_Data shown_

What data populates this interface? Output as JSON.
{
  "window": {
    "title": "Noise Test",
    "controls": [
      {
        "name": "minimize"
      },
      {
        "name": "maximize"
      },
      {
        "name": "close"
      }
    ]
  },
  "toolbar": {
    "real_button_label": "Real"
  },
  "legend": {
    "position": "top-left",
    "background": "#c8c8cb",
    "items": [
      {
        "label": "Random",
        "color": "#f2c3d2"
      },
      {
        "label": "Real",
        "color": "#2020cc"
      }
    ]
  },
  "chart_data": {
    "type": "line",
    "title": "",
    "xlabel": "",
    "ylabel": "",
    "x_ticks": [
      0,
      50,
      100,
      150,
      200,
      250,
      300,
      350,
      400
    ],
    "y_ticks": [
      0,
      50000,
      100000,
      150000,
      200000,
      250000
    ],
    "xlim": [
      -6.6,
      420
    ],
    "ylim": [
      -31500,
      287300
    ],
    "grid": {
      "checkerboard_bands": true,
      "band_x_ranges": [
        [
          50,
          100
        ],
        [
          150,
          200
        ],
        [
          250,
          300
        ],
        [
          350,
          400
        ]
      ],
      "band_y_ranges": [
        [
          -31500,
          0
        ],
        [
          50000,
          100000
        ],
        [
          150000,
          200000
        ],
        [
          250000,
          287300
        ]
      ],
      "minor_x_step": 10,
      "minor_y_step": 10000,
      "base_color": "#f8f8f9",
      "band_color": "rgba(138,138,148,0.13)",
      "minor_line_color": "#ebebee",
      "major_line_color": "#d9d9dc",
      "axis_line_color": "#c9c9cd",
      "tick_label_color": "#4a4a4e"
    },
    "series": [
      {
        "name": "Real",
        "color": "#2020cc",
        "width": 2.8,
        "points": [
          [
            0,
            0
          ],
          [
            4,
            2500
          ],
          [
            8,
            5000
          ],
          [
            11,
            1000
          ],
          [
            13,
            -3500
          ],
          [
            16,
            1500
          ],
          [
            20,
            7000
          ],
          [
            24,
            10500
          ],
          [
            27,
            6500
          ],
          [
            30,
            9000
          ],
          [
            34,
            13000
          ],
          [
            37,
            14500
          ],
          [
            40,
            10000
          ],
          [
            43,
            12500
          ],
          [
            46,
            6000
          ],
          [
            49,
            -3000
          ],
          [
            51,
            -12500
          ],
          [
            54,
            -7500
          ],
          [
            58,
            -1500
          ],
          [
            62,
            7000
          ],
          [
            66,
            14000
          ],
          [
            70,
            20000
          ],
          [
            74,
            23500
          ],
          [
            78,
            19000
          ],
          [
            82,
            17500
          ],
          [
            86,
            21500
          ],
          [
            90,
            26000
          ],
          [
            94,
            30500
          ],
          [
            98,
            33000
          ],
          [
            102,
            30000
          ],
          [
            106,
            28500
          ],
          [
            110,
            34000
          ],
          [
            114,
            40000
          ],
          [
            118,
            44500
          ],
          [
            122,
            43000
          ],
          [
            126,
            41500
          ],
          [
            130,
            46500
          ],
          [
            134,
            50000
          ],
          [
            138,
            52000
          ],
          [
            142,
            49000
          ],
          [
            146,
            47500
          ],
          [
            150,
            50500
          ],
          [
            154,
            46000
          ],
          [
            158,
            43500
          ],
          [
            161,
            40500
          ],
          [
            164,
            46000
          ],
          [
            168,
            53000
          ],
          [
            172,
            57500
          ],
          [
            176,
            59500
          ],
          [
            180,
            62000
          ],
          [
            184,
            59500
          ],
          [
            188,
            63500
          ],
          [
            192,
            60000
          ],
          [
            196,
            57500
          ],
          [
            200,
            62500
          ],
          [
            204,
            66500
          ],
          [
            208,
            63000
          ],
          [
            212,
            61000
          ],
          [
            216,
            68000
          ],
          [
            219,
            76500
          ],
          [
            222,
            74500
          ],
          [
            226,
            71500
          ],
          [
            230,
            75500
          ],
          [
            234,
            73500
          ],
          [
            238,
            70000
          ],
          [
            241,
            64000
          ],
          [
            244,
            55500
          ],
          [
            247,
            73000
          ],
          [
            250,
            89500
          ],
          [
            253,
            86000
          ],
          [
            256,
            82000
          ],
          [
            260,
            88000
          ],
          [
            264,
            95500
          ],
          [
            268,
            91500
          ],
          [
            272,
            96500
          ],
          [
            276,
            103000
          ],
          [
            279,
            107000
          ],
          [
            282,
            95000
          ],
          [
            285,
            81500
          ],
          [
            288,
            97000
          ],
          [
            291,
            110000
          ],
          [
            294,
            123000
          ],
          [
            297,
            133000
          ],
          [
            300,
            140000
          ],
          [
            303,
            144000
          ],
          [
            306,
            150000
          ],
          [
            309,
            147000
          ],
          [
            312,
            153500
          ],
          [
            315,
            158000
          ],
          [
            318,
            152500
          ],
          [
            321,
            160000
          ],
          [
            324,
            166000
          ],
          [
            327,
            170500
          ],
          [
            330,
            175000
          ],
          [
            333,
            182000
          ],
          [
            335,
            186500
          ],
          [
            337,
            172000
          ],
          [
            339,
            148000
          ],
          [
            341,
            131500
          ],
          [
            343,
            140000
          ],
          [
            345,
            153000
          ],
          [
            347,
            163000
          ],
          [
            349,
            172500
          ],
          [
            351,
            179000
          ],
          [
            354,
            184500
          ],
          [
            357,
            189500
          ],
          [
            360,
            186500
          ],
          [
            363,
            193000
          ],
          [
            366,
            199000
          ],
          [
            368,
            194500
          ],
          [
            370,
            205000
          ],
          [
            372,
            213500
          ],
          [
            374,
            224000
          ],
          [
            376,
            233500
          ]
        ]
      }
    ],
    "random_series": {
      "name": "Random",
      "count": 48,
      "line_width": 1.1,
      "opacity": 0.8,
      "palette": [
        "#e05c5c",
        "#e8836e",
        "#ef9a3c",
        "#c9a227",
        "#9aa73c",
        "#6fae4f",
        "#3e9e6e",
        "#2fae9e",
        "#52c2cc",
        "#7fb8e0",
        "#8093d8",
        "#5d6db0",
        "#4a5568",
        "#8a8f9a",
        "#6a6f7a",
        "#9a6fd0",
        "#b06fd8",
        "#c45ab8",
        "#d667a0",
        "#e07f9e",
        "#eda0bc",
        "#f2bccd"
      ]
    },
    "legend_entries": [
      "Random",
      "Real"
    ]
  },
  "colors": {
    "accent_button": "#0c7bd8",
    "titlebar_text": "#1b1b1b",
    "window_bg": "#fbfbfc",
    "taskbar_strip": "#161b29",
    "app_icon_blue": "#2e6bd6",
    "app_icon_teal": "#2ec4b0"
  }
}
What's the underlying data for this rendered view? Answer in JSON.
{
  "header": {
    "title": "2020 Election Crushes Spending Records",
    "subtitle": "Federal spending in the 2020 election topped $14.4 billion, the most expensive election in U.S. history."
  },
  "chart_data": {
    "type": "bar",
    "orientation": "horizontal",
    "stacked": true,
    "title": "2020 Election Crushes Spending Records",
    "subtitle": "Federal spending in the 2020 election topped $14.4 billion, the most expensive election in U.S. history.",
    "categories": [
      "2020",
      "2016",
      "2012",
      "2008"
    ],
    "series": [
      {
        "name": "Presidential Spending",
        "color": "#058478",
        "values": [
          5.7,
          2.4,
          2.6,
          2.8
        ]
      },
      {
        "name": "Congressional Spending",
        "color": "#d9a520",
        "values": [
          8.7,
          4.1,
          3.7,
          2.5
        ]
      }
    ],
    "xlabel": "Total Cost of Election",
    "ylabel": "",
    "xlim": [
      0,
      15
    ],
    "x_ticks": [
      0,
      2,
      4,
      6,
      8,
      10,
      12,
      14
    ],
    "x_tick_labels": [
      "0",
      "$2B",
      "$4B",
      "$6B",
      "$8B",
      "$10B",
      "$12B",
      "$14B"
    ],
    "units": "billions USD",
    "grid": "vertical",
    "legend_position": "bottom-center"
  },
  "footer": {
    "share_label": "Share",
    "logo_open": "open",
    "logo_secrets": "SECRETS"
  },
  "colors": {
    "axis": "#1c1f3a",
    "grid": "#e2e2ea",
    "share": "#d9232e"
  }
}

_Exercise task_
Your task is to output exactly the lines running from the one with "What's the underlying" through the final line of the material above, with both ends included.

_Problem solution_
What's the underlying data for this rendered view? Answer in JSON.
{
  "header": {
    "title": "2020 Election Crushes Spending Records",
    "subtitle": "Federal spending in the 2020 election topped $14.4 billion, the most expensive election in U.S. history."
  },
  "chart_data": {
    "type": "bar",
    "orientation": "horizontal",
    "stacked": true,
    "title": "2020 Election Crushes Spending Records",
    "subtitle": "Federal spending in the 2020 election topped $14.4 billion, the most expensive election in U.S. history.",
    "categories": [
      "2020",
      "2016",
      "2012",
      "2008"
    ],
    "series": [
      {
        "name": "Presidential Spending",
        "color": "#058478",
        "values": [
          5.7,
          2.4,
          2.6,
          2.8
        ]
      },
      {
        "name": "Congressional Spending",
        "color": "#d9a520",
        "values": [
          8.7,
          4.1,
          3.7,
          2.5
        ]
      }
    ],
    "xlabel": "Total Cost of Election",
    "ylabel": "",
    "xlim": [
      0,
      15
    ],
    "x_ticks": [
      0,
      2,
      4,
      6,
      8,
      10,
      12,
      14
    ],
    "x_tick_labels": [
      "0",
      "$2B",
      "$4B",
      "$6B",
      "$8B",
      "$10B",
      "$12B",
      "$14B"
    ],
    "units": "billions USD",
    "grid": "vertical",
    "legend_position": "bottom-center"
  },
  "footer": {
    "share_label": "Share",
    "logo_open": "open",
    "logo_secrets": "SECRETS"
  },
  "colors": {
    "axis": "#1c1f3a",
    "grid": "#e2e2ea",
    "share": "#d9232e"
  }
}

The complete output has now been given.